_What is asked:_
Where a line in the listing below contains the word "structured", copy that line.

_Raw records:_

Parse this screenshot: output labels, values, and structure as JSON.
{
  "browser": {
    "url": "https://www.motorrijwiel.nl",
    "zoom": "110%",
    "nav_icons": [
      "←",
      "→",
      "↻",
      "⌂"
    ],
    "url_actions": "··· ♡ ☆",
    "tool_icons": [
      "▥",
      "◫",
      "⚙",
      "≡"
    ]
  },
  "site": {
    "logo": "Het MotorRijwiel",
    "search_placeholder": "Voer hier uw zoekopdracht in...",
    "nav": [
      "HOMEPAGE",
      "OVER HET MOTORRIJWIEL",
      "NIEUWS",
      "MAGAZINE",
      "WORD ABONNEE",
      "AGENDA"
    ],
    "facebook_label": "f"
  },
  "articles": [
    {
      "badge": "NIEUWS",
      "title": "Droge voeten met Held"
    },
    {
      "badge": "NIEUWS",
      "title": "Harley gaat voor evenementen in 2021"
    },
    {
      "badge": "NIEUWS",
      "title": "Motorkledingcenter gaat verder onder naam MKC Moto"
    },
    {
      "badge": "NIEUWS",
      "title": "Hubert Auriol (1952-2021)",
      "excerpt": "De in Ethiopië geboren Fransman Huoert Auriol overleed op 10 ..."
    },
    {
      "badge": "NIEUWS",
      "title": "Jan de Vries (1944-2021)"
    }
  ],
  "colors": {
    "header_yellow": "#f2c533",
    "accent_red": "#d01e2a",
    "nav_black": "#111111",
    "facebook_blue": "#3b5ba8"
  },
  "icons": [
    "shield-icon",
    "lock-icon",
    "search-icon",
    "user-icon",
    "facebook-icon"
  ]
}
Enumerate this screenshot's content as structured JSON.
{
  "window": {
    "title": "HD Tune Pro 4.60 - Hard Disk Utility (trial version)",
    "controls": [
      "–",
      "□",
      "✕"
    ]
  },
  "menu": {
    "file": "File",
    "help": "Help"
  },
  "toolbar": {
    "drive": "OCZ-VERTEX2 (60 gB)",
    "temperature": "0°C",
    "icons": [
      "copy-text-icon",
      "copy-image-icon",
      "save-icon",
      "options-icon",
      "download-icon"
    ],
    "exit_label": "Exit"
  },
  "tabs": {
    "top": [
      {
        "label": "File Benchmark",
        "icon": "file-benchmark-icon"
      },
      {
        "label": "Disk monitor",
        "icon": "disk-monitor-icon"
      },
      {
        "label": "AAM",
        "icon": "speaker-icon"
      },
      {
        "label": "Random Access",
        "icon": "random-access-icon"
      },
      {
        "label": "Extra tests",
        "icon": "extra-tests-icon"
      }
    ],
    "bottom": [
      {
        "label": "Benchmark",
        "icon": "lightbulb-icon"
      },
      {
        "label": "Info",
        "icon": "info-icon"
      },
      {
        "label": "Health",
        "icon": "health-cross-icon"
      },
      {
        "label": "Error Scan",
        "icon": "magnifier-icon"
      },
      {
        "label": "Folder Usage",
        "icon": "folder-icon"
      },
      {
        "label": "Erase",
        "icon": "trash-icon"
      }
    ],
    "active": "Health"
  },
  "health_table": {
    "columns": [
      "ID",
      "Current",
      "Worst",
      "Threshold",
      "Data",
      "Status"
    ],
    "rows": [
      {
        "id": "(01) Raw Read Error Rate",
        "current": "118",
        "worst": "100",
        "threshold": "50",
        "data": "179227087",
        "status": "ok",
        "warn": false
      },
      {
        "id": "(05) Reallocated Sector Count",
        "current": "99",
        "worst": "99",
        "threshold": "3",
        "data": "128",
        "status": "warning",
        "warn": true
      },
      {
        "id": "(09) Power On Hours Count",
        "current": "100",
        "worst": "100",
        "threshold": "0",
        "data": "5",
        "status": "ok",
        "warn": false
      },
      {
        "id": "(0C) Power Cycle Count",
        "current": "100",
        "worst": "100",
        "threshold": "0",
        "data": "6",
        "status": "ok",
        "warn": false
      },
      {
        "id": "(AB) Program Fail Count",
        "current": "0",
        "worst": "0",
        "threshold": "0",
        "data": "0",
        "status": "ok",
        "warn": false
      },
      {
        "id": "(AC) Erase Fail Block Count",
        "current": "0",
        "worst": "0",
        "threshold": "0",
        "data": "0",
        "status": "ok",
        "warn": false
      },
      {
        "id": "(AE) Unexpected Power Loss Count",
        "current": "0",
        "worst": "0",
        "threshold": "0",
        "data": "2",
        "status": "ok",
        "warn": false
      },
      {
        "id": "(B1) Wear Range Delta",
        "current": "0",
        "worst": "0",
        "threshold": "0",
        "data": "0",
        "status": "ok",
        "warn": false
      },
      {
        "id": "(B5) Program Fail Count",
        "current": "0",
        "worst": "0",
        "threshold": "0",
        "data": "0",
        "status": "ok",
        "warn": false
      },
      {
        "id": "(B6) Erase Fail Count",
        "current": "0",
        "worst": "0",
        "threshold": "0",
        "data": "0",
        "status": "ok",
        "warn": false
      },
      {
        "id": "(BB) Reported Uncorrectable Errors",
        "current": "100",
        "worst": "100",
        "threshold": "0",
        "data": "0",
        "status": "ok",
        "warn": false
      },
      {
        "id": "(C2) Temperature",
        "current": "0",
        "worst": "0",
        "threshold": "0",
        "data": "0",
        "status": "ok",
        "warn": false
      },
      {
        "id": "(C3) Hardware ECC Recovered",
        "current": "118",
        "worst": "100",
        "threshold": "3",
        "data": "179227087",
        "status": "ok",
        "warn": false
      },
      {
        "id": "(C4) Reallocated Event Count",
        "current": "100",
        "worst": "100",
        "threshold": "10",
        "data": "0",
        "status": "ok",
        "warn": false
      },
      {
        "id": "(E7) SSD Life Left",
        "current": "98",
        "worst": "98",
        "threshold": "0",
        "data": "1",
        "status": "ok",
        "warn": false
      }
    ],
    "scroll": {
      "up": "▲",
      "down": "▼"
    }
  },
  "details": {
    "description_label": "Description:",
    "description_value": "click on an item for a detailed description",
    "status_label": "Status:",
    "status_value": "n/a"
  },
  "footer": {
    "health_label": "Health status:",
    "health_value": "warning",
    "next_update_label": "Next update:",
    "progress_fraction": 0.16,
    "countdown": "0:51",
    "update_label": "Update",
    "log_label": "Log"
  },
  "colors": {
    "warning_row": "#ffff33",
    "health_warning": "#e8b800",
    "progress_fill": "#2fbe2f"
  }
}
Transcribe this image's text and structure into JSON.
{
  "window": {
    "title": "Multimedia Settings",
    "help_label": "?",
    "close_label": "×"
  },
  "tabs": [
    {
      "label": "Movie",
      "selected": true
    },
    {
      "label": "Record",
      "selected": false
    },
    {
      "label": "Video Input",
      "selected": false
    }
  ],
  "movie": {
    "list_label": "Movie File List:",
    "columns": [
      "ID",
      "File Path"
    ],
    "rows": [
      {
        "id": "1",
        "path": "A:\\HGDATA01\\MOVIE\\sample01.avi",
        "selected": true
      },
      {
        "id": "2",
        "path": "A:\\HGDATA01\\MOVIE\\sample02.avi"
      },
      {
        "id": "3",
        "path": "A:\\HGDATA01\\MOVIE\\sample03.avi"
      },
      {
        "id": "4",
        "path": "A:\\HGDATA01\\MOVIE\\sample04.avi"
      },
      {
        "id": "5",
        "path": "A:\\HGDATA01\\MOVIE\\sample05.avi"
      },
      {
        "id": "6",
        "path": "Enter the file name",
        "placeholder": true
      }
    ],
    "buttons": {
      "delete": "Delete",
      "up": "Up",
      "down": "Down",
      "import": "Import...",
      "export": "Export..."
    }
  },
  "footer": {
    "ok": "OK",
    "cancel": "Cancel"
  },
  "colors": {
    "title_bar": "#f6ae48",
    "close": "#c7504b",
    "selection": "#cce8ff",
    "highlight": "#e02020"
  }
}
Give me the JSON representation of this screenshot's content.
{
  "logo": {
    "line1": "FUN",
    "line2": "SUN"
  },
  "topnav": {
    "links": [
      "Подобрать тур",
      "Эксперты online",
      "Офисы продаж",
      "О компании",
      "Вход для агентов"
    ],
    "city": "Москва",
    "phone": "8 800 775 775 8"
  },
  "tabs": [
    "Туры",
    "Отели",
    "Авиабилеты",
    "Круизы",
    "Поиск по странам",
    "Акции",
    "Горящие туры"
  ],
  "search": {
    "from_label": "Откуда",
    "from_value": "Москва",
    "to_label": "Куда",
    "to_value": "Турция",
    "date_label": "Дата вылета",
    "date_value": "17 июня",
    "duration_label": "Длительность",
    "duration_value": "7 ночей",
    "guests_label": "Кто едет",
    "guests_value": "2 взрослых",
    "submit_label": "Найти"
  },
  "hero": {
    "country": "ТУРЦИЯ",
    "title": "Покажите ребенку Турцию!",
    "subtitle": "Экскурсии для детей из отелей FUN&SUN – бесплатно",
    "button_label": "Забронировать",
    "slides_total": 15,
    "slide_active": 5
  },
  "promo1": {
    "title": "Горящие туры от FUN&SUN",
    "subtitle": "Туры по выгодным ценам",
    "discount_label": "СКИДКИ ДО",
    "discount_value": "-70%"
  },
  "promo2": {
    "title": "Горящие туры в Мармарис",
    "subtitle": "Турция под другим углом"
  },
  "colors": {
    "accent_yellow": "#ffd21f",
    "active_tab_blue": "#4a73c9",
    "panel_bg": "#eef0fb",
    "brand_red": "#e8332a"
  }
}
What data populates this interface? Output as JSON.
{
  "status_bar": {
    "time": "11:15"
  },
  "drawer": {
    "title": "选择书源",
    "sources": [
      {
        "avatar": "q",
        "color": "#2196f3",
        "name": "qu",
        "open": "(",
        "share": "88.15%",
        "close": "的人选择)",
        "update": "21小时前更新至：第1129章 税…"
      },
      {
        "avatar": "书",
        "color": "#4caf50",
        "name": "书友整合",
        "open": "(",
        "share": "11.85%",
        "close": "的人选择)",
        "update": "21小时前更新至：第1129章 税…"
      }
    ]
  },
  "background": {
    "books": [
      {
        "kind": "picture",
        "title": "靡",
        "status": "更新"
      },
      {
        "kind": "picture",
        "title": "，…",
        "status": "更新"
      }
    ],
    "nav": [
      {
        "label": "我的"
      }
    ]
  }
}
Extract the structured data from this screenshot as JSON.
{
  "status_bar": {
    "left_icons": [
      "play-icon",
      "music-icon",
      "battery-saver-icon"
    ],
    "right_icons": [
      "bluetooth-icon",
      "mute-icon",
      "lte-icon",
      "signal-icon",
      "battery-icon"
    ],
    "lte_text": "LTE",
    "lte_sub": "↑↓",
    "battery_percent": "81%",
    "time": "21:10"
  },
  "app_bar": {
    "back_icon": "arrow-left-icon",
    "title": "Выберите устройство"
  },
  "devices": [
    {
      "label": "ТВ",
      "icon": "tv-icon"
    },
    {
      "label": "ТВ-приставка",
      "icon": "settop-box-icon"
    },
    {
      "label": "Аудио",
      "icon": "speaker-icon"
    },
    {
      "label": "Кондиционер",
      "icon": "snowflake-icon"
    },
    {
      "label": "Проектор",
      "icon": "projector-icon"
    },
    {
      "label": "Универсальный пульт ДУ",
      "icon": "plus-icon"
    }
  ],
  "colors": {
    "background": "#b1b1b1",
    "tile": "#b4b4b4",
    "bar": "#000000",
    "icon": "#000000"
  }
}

_Response:_
Enumerate this screenshot's content as structured JSON.
Extract the structured data from this screenshot as JSON.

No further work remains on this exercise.